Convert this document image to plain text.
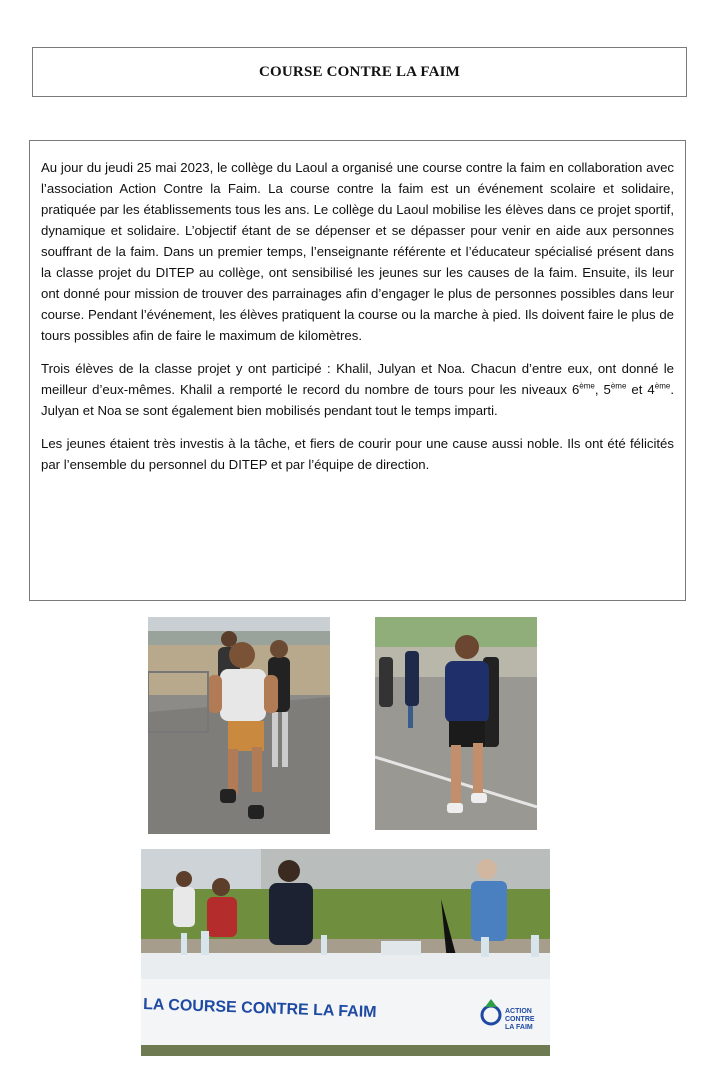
COURSE CONTRE LA FAIM

Au jour du jeudi 25 mai 2023, le collège du Laoul a organisé une course contre la faim en collaboration avec l’association Action Contre la Faim. La course contre la faim est un événement scolaire et solidaire, pratiquée par les établissements tous les ans. Le collège du Laoul mobilise les élèves dans ce projet sportif, dynamique et solidaire. L’objectif étant de se dépenser et se dépasser pour venir en aide aux personnes souffrant de la faim. Dans un premier temps, l’enseignante référente et l’éducateur spécialisé présent dans la classe projet du DITEP au collège, ont sensibilisé les jeunes sur les causes de la faim. Ensuite, ils leur ont donné pour mission de trouver des parrainages afin d’engager le plus de personnes possibles dans leur course. Pendant l’événement, les élèves pratiquent la course ou la marche à pied. Ils doivent faire le plus de tours possibles afin de faire le maximum de kilomètres.

Trois élèves de la classe projet y ont participé : Khalil, Julyan et Noa. Chacun d’entre eux, ont donné le meilleur d’eux-mêmes. Khalil a remporté le record du nombre de tours pour les niveaux 6ème, 5ème et 4ème. Julyan et Noa se sont également bien mobilisés pendant tout le temps imparti.

Les jeunes étaient très investis à la tâche, et fiers de courir pour une cause aussi noble. Ils ont été félicités par l’ensemble du personnel du DITEP et par l’équipe de direction.

LA COURSE CONTRE LA FAIM	ACTION
CONTRE
LA FAIM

• [GIVEN TASK]:
Collect the lines that hold "donné".

• [CORRECT RESULT]:
Au jour du jeudi 25 mai 2023, le collège du Laoul a organisé une course contre la faim en collaboration avec l’association Action Contre la Faim. La course contre la faim est un événement scolaire et solidaire, pratiquée par les établissements tous les ans. Le collège du Laoul mobilise les élèves dans ce projet sportif, dynamique et solidaire. L’objectif étant de se dépenser et se dépasser pour venir en aide aux personnes souffrant de la faim. Dans un premier temps, l’enseignante référente et l’éducateur spécialisé présent dans la classe projet du DITEP au collège, ont sensibilisé les jeunes sur les causes de la faim. Ensuite, ils leur ont donné pour mission de trouver des parrainages afin d’engager le plus de personnes possibles dans leur course. Pendant l’événement, les élèves pratiquent la course ou la marche à pied. Ils doivent faire le plus de tours possibles afin de faire le maximum de kilomètres.
Trois élèves de la classe projet y ont participé : Khalil, Julyan et Noa. Chacun d’entre eux, ont donné le meilleur d’eux-mêmes. Khalil a remporté le record du nombre de tours pour les niveaux 6ème, 5ème et 4ème. Julyan et Noa se sont également bien mobilisés pendant tout le temps imparti.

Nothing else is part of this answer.